* **Description of the task**
Reproduce every line of the entries below verbatim, omitting the pictures.

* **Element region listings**
============================================================
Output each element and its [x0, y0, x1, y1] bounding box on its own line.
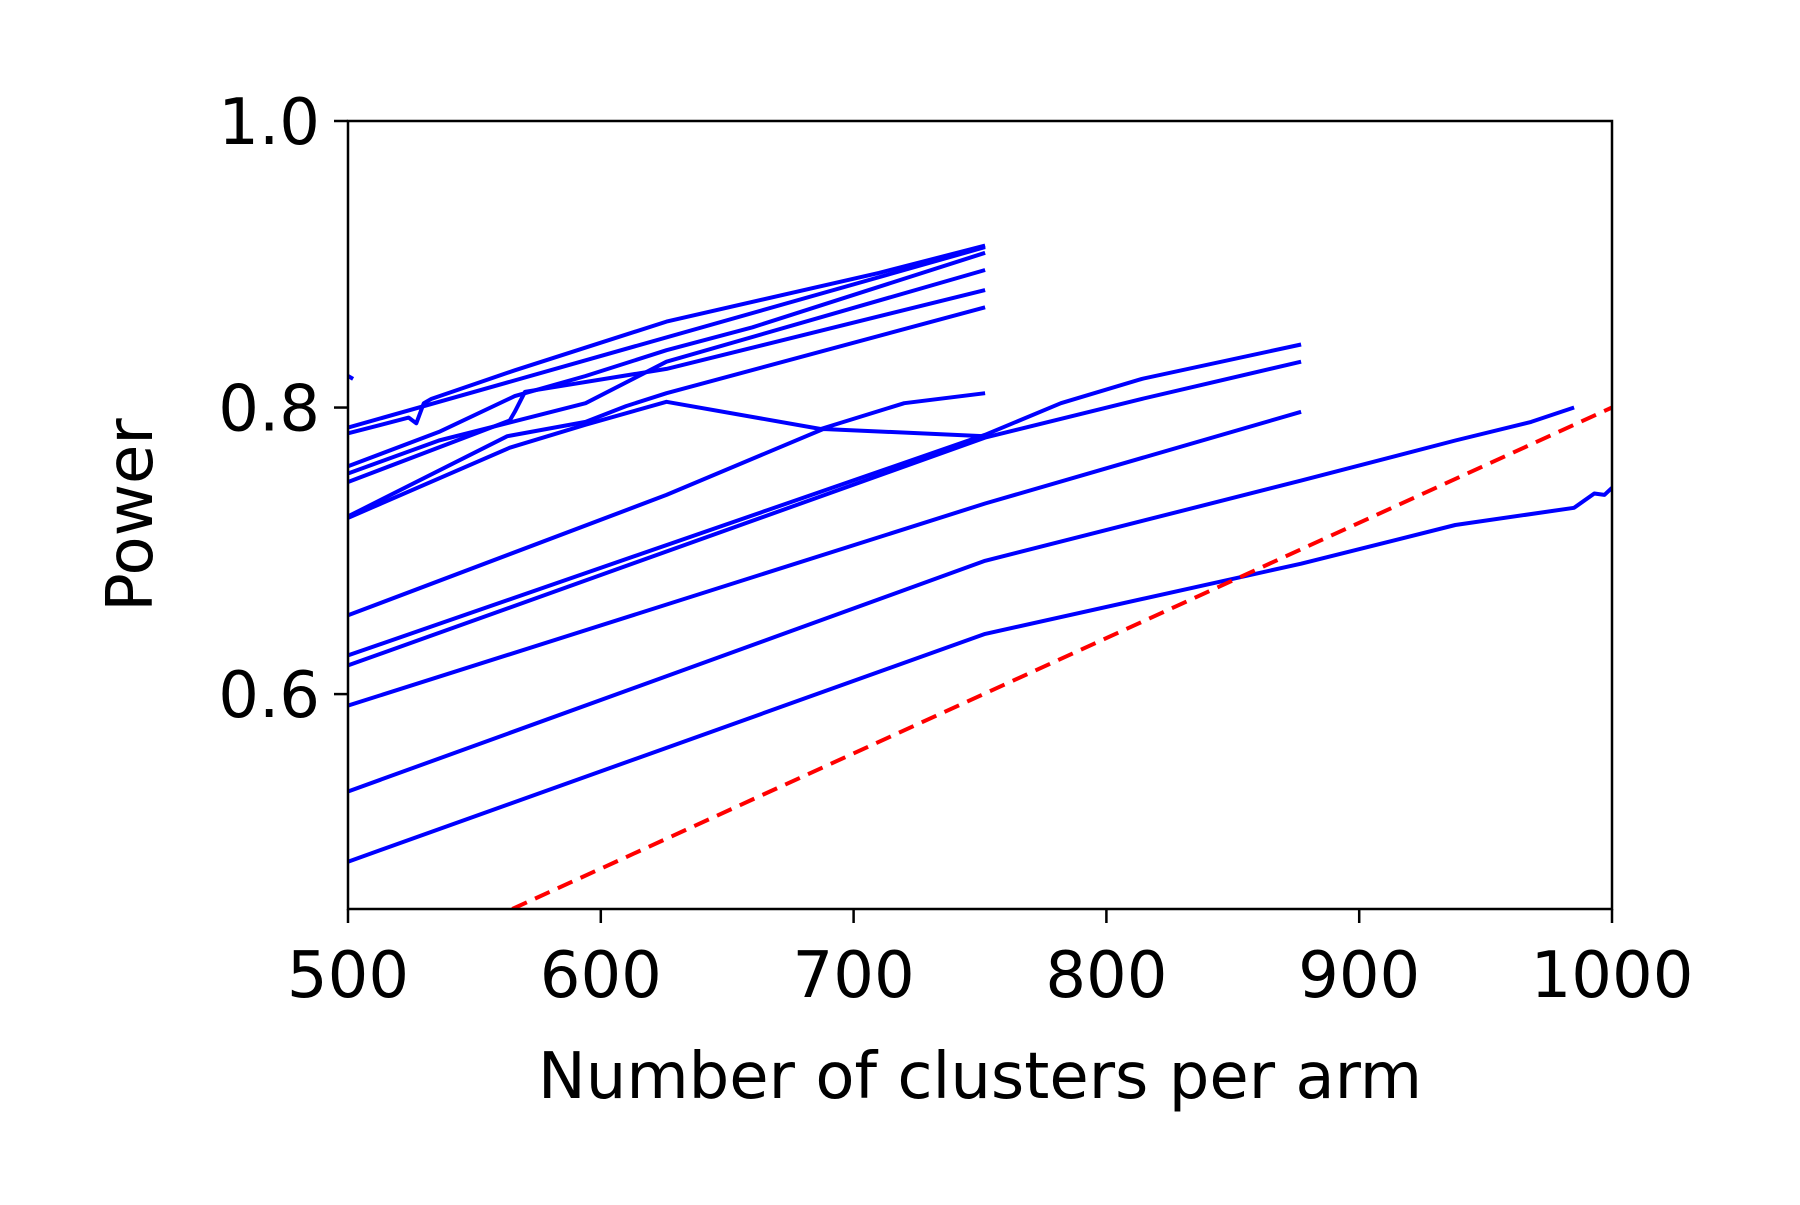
series-layer: [348, 243, 1612, 909]
series-line-3: [348, 250, 986, 469]
y-tick-label: 1.0: [218, 86, 320, 160]
series-line-11: [348, 409, 1302, 708]
y-tick-label: 0.8: [218, 373, 320, 447]
series-line-9: [348, 342, 1302, 658]
x-tick-label: 1000: [1531, 939, 1694, 1013]
series-line-2: [348, 243, 986, 436]
x-tick-label: 500: [287, 939, 409, 1013]
x-tick-label: 700: [793, 939, 915, 1013]
y-tick-label: 0.6: [218, 659, 320, 733]
series-line-13: [348, 486, 1612, 864]
y-axis-label: Power: [94, 418, 168, 612]
series-line-5: [348, 288, 986, 484]
x-tick-label: 900: [1298, 939, 1420, 1013]
reference-dashed-line: [511, 405, 1612, 909]
series-line-1: [348, 245, 986, 430]
x-tick-label: 800: [1045, 939, 1167, 1013]
series-line-7: [348, 391, 986, 520]
plot-area-frame: [346, 119, 1614, 911]
x-tick-label: 600: [540, 939, 662, 1013]
tick-layer: 500 600 700 800 900 1000 0.6 0.8 1.0: [218, 86, 1693, 1013]
series-line-8: [348, 427, 986, 618]
x-axis-label: Number of clusters per arm: [538, 1040, 1422, 1114]
series-line-12: [348, 405, 1575, 794]
series-line-6: [348, 305, 986, 519]
series-line-4: [348, 268, 986, 476]
series-line-10: [348, 359, 1302, 668]
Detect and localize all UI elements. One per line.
============================================================
* **Solution for this problem**
Output each element and its [x0, y0, x1, y1] bounding box on its own line.
series-layer: [348, 243, 1612, 909]
series-line-3: [348, 250, 986, 469]
y-tick-label: 1.0: [218, 86, 320, 160]
series-line-11: [348, 409, 1302, 708]
y-tick-label: 0.8: [218, 373, 320, 447]
series-line-9: [348, 342, 1302, 658]
x-tick-label: 1000: [1531, 939, 1694, 1013]
series-line-2: [348, 243, 986, 436]
x-tick-label: 500: [287, 939, 409, 1013]
x-tick-label: 700: [793, 939, 915, 1013]
y-tick-label: 0.6: [218, 659, 320, 733]
series-line-13: [348, 486, 1612, 864]
y-axis-label: Power: [94, 418, 168, 612]
series-line-5: [348, 288, 986, 484]
x-tick-label: 900: [1298, 939, 1420, 1013]
reference-dashed-line: [511, 405, 1612, 909]
series-line-1: [348, 245, 986, 430]
x-tick-label: 800: [1045, 939, 1167, 1013]
series-line-7: [348, 391, 986, 520]
plot-area-frame: [346, 119, 1614, 911]
x-tick-label: 600: [540, 939, 662, 1013]
tick-layer: 500 600 700 800 900 1000 0.6 0.8 1.0: [218, 86, 1693, 1013]
series-line-8: [348, 427, 986, 618]
x-axis-label: Number of clusters per arm: [538, 1040, 1422, 1114]
series-line-12: [348, 405, 1575, 794]
series-line-6: [348, 305, 986, 519]
series-line-4: [348, 268, 986, 476]
series-line-10: [348, 359, 1302, 668]
Detect and localize all UI elements. One per line.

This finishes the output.